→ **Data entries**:
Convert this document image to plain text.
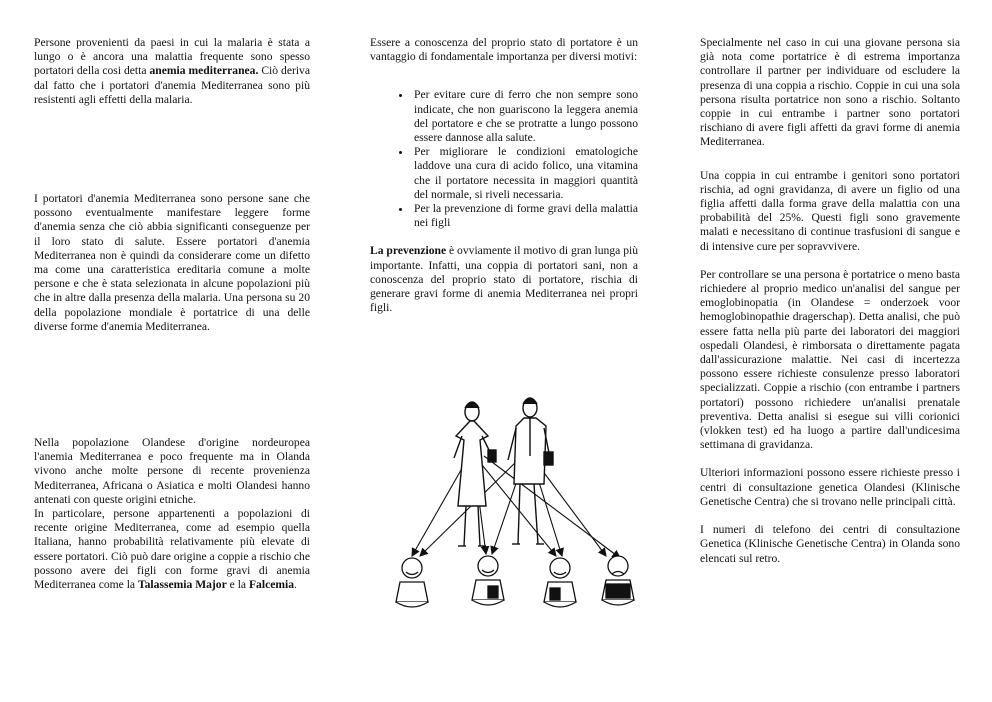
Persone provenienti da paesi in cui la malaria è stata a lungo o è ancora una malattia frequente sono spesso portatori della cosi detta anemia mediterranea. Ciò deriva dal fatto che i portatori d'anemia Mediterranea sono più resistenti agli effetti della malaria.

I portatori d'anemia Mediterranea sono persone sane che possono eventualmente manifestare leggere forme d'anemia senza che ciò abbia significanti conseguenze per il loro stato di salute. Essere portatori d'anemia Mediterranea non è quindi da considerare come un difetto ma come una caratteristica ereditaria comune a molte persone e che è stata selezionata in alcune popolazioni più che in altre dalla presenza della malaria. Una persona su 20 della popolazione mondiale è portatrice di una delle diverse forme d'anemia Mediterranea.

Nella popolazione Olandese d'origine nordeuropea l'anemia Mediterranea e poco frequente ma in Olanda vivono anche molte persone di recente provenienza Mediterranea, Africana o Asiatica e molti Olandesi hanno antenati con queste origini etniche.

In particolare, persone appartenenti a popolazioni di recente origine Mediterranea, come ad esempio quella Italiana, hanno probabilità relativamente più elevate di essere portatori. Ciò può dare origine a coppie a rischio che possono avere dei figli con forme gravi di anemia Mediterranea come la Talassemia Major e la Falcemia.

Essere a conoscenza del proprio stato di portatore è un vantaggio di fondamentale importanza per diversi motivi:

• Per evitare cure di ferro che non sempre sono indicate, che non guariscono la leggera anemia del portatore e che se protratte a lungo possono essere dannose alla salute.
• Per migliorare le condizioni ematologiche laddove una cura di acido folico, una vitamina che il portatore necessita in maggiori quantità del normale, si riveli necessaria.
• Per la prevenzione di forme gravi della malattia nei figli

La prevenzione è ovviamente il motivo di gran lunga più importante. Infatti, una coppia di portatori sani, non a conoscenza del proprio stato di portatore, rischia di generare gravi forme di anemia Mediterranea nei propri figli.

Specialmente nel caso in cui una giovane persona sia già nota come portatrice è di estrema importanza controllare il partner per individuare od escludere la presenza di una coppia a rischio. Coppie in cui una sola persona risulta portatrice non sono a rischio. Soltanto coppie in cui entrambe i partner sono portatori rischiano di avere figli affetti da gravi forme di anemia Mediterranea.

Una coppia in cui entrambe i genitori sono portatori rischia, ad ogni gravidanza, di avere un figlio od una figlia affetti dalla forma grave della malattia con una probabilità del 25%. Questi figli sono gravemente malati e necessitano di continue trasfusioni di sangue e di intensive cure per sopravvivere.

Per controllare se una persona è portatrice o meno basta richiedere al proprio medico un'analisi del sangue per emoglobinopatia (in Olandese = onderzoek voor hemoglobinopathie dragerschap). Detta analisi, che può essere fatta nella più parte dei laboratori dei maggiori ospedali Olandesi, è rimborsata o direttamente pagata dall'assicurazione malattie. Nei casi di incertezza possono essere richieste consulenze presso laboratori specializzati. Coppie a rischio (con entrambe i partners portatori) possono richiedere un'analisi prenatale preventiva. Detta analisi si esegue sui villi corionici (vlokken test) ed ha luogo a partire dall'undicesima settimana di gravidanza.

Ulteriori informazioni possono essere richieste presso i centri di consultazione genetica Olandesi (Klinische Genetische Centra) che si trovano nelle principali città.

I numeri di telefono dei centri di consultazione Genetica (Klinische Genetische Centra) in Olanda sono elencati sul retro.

→ **Instructions for the task**:
Using the material above, retype each entry exactly and omit the pictures.

→ **Result**:
Convert this document image to plain text.
Persone provenienti da paesi in cui la malaria è stata a lungo o è ancora una malattia frequente sono spesso portatori della cosi detta anemia mediterranea. Ciò deriva dal fatto che i portatori d'anemia Mediterranea sono più resistenti agli effetti della malaria.

I portatori d'anemia Mediterranea sono persone sane che possono eventualmente manifestare leggere forme d'anemia senza che ciò abbia significanti conseguenze per il loro stato di salute. Essere portatori d'anemia Mediterranea non è quindi da considerare come un difetto ma come una caratteristica ereditaria comune a molte persone e che è stata selezionata in alcune popolazioni più che in altre dalla presenza della malaria. Una persona su 20 della popolazione mondiale è portatrice di una delle diverse forme d'anemia Mediterranea.

Nella popolazione Olandese d'origine nordeuropea l'anemia Mediterranea e poco frequente ma in Olanda vivono anche molte persone di recente provenienza Mediterranea, Africana o Asiatica e molti Olandesi hanno antenati con queste origini etniche.

In particolare, persone appartenenti a popolazioni di recente origine Mediterranea, come ad esempio quella Italiana, hanno probabilità relativamente più elevate di essere portatori. Ciò può dare origine a coppie a rischio che possono avere dei figli con forme gravi di anemia Mediterranea come la Talassemia Major e la Falcemia.

Essere a conoscenza del proprio stato di portatore è un vantaggio di fondamentale importanza per diversi motivi:

• Per evitare cure di ferro che non sempre sono indicate, che non guariscono la leggera anemia del portatore e che se protratte a lungo possono essere dannose alla salute.
• Per migliorare le condizioni ematologiche laddove una cura di acido folico, una vitamina che il portatore necessita in maggiori quantità del normale, si riveli necessaria.
• Per la prevenzione di forme gravi della malattia nei figli

La prevenzione è ovviamente il motivo di gran lunga più importante. Infatti, una coppia di portatori sani, non a conoscenza del proprio stato di portatore, rischia di generare gravi forme di anemia Mediterranea nei propri figli.

Specialmente nel caso in cui una giovane persona sia già nota come portatrice è di estrema importanza controllare il partner per individuare od escludere la presenza di una coppia a rischio. Coppie in cui una sola persona risulta portatrice non sono a rischio. Soltanto coppie in cui entrambe i partner sono portatori rischiano di avere figli affetti da gravi forme di anemia Mediterranea.

Una coppia in cui entrambe i genitori sono portatori rischia, ad ogni gravidanza, di avere un figlio od una figlia affetti dalla forma grave della malattia con una probabilità del 25%. Questi figli sono gravemente malati e necessitano di continue trasfusioni di sangue e di intensive cure per sopravvivere.

Per controllare se una persona è portatrice o meno basta richiedere al proprio medico un'analisi del sangue per emoglobinopatia (in Olandese = onderzoek voor hemoglobinopathie dragerschap). Detta analisi, che può essere fatta nella più parte dei laboratori dei maggiori ospedali Olandesi, è rimborsata o direttamente pagata dall'assicurazione malattie. Nei casi di incertezza possono essere richieste consulenze presso laboratori specializzati. Coppie a rischio (con entrambe i partners portatori) possono richiedere un'analisi prenatale preventiva. Detta analisi si esegue sui villi corionici (vlokken test) ed ha luogo a partire dall'undicesima settimana di gravidanza.

Ulteriori informazioni possono essere richieste presso i centri di consultazione genetica Olandesi (Klinische Genetische Centra) che si trovano nelle principali città.

I numeri di telefono dei centri di consultazione Genetica (Klinische Genetische Centra) in Olanda sono elencati sul retro.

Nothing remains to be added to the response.